Exactly as written, retype the listing below, omitting the pictures.

EXTRACTED DATA:
-------------------------

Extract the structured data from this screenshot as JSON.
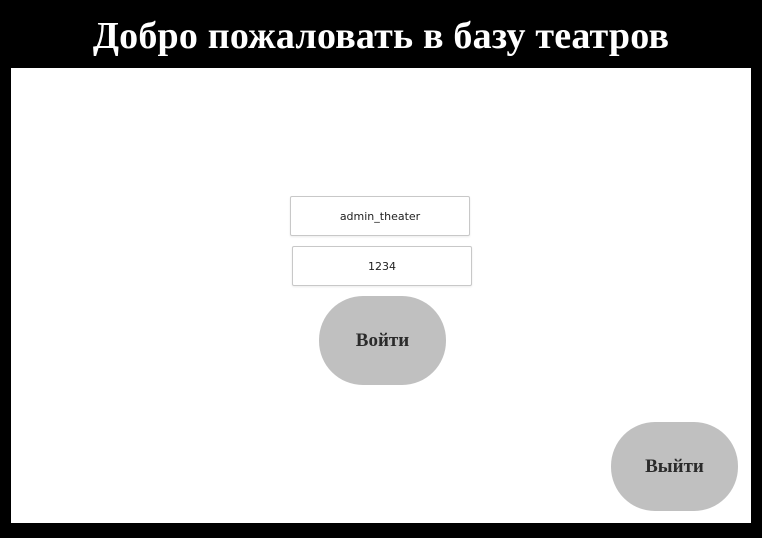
{
  "header": {
    "title": "Добро пожаловать в базу театров"
  },
  "form": {
    "login_value": "admin_theater",
    "password_value": "1234",
    "login_button_label": "Войти"
  },
  "footer": {
    "exit_button_label": "Выйти"
  },
  "colors": {
    "frame_background": "#000000",
    "content_background": "#ffffff",
    "button_background": "#c0c0c0",
    "title_text": "#ffffff"
  }
}
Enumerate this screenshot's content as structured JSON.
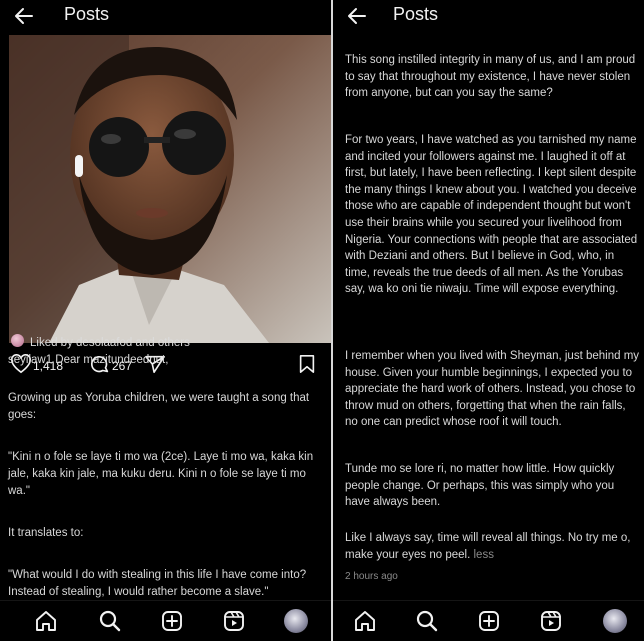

-------------------------

OUTPUT:
Extract the structured data from this screenshot as JSON.
{
  "header": {
    "title": "Добро пожаловать в базу театров"
  },
  "form": {
    "login_value": "admin_theater",
    "password_value": "1234",
    "login_button_label": "Войти"
  },
  "footer": {
    "exit_button_label": "Выйти"
  },
  "colors": {
    "frame_background": "#000000",
    "content_background": "#ffffff",
    "button_background": "#c0c0c0",
    "title_text": "#ffffff"
  }
}
Enumerate this screenshot's content as structured JSON.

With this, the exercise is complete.